__WHAT THE TASK ASKS__. Transcribe the listing in full, excluding any pictures.

__DATASET__.

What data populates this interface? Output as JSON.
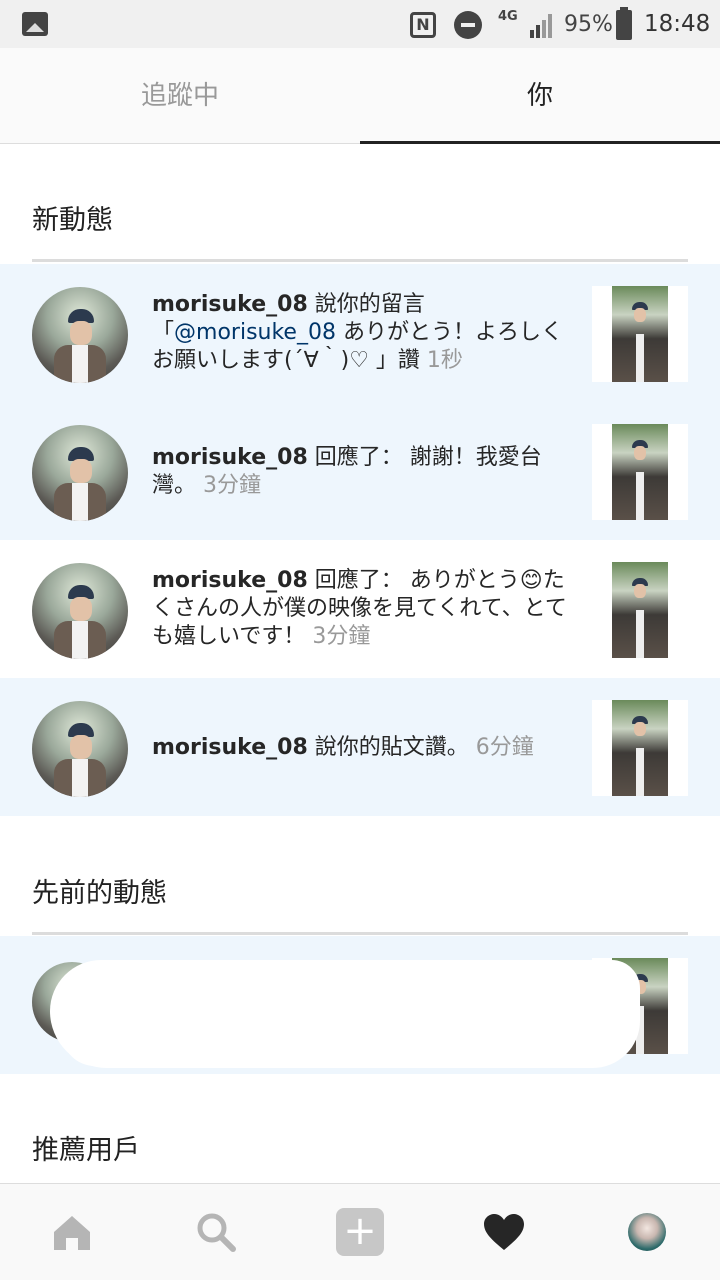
{
  "status_bar": {
    "network": "4G",
    "battery": "95%",
    "time": "18:48"
  },
  "tabs": {
    "following": "追蹤中",
    "you": "你"
  },
  "sections": {
    "new_activity": "新動態",
    "earlier_activity": "先前的動態",
    "suggested_users": "推薦用戶"
  },
  "notifications": [
    {
      "username": "morisuke_08",
      "action": " 說你的留言",
      "body_prefix": "「",
      "mention": "@morisuke_08",
      "body": " ありがとう！よろしくお願いします(´∀｀)♡ 」讚",
      "time": " 1秒"
    },
    {
      "username": "morisuke_08",
      "action": " 回應了：",
      "body": " 謝謝！我愛台灣。",
      "time": " 3分鐘"
    },
    {
      "username": "morisuke_08",
      "action": " 回應了：",
      "body": " ありがとう😊たくさんの人が僕の映像を見てくれて、とても嬉しいです！",
      "time": " 3分鐘"
    },
    {
      "username": "morisuke_08",
      "action": " 說你的貼文讚。",
      "time": " 6分鐘"
    }
  ],
  "bottom_nav": {
    "add_symbol": "+"
  }
}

__ANSWER__.
What data populates this interface? Output as JSON.
{
  "status_bar": {
    "network": "4G",
    "battery": "95%",
    "time": "18:48"
  },
  "tabs": {
    "following": "追蹤中",
    "you": "你"
  },
  "sections": {
    "new_activity": "新動態",
    "earlier_activity": "先前的動態",
    "suggested_users": "推薦用戶"
  },
  "notifications": [
    {
      "username": "morisuke_08",
      "action": " 說你的留言",
      "body_prefix": "「",
      "mention": "@morisuke_08",
      "body": " ありがとう！よろしくお願いします(´∀｀)♡ 」讚",
      "time": " 1秒"
    },
    {
      "username": "morisuke_08",
      "action": " 回應了：",
      "body": " 謝謝！我愛台灣。",
      "time": " 3分鐘"
    },
    {
      "username": "morisuke_08",
      "action": " 回應了：",
      "body": " ありがとう😊たくさんの人が僕の映像を見てくれて、とても嬉しいです！",
      "time": " 3分鐘"
    },
    {
      "username": "morisuke_08",
      "action": " 說你的貼文讚。",
      "time": " 6分鐘"
    }
  ],
  "bottom_nav": {
    "add_symbol": "+"
  }
}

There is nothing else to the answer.